### BRIEF
Return the listing below in full, with every line exactly as it is.

Stored records:
====
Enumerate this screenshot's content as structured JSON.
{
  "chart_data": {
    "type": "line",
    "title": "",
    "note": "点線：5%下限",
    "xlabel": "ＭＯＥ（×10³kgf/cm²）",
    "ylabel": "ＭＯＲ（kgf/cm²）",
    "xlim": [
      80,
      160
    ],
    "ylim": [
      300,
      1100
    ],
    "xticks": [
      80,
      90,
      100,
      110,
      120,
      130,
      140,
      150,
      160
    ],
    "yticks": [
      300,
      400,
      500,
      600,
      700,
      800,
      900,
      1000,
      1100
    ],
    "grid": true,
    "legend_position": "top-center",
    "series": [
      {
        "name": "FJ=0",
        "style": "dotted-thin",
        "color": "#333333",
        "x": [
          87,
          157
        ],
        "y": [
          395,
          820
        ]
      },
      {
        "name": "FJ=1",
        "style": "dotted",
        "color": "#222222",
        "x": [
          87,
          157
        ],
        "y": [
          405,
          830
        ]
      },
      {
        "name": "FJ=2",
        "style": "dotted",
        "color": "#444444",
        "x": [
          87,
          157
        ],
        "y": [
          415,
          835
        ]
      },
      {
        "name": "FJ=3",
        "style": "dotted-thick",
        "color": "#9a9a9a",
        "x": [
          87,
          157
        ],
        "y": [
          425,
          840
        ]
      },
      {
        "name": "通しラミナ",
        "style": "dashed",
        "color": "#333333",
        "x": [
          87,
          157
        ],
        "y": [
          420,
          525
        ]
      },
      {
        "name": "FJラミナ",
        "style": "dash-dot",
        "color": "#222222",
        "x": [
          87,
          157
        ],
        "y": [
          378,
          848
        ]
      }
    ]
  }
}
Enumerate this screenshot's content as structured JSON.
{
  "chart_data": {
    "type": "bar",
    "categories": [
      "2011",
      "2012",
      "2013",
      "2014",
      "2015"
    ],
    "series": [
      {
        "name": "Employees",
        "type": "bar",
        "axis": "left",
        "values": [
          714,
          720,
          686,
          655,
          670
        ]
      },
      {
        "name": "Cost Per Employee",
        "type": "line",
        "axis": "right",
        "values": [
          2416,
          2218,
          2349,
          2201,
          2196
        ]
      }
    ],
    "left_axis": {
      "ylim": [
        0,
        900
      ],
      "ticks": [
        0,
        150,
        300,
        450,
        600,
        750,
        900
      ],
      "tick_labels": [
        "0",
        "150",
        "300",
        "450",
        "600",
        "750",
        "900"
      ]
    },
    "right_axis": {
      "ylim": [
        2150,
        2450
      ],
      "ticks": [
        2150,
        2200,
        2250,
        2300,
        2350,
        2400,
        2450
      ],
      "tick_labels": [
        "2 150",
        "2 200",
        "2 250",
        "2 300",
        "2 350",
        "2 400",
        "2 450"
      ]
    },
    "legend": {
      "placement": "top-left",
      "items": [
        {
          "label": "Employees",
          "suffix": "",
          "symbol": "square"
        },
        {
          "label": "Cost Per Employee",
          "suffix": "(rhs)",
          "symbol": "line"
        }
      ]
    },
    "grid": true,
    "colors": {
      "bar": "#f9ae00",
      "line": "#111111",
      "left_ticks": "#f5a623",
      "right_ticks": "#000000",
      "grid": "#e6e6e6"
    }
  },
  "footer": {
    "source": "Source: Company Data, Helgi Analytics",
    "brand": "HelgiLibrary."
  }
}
====
### SOLVED EXERCISE
Enumerate this screenshot's content as structured JSON.
{
  "chart_data": {
    "type": "line",
    "title": "",
    "note": "点線：5%下限",
    "xlabel": "ＭＯＥ（×10³kgf/cm²）",
    "ylabel": "ＭＯＲ（kgf/cm²）",
    "xlim": [
      80,
      160
    ],
    "ylim": [
      300,
      1100
    ],
    "xticks": [
      80,
      90,
      100,
      110,
      120,
      130,
      140,
      150,
      160
    ],
    "yticks": [
      300,
      400,
      500,
      600,
      700,
      800,
      900,
      1000,
      1100
    ],
    "grid": true,
    "legend_position": "top-center",
    "series": [
      {
        "name": "FJ=0",
        "style": "dotted-thin",
        "color": "#333333",
        "x": [
          87,
          157
        ],
        "y": [
          395,
          820
        ]
      },
      {
        "name": "FJ=1",
        "style": "dotted",
        "color": "#222222",
        "x": [
          87,
          157
        ],
        "y": [
          405,
          830
        ]
      },
      {
        "name": "FJ=2",
        "style": "dotted",
        "color": "#444444",
        "x": [
          87,
          157
        ],
        "y": [
          415,
          835
        ]
      },
      {
        "name": "FJ=3",
        "style": "dotted-thick",
        "color": "#9a9a9a",
        "x": [
          87,
          157
        ],
        "y": [
          425,
          840
        ]
      },
      {
        "name": "通しラミナ",
        "style": "dashed",
        "color": "#333333",
        "x": [
          87,
          157
        ],
        "y": [
          420,
          525
        ]
      },
      {
        "name": "FJラミナ",
        "style": "dash-dot",
        "color": "#222222",
        "x": [
          87,
          157
        ],
        "y": [
          378,
          848
        ]
      }
    ]
  }
}
Enumerate this screenshot's content as structured JSON.
{
  "chart_data": {
    "type": "bar",
    "categories": [
      "2011",
      "2012",
      "2013",
      "2014",
      "2015"
    ],
    "series": [
      {
        "name": "Employees",
        "type": "bar",
        "axis": "left",
        "values": [
          714,
          720,
          686,
          655,
          670
        ]
      },
      {
        "name": "Cost Per Employee",
        "type": "line",
        "axis": "right",
        "values": [
          2416,
          2218,
          2349,
          2201,
          2196
        ]
      }
    ],
    "left_axis": {
      "ylim": [
        0,
        900
      ],
      "ticks": [
        0,
        150,
        300,
        450,
        600,
        750,
        900
      ],
      "tick_labels": [
        "0",
        "150",
        "300",
        "450",
        "600",
        "750",
        "900"
      ]
    },
    "right_axis": {
      "ylim": [
        2150,
        2450
      ],
      "ticks": [
        2150,
        2200,
        2250,
        2300,
        2350,
        2400,
        2450
      ],
      "tick_labels": [
        "2 150",
        "2 200",
        "2 250",
        "2 300",
        "2 350",
        "2 400",
        "2 450"
      ]
    },
    "legend": {
      "placement": "top-left",
      "items": [
        {
          "label": "Employees",
          "suffix": "",
          "symbol": "square"
        },
        {
          "label": "Cost Per Employee",
          "suffix": "(rhs)",
          "symbol": "line"
        }
      ]
    },
    "grid": true,
    "colors": {
      "bar": "#f9ae00",
      "line": "#111111",
      "left_ticks": "#f5a623",
      "right_ticks": "#000000",
      "grid": "#e6e6e6"
    }
  },
  "footer": {
    "source": "Source: Company Data, Helgi Analytics",
    "brand": "HelgiLibrary."
  }
}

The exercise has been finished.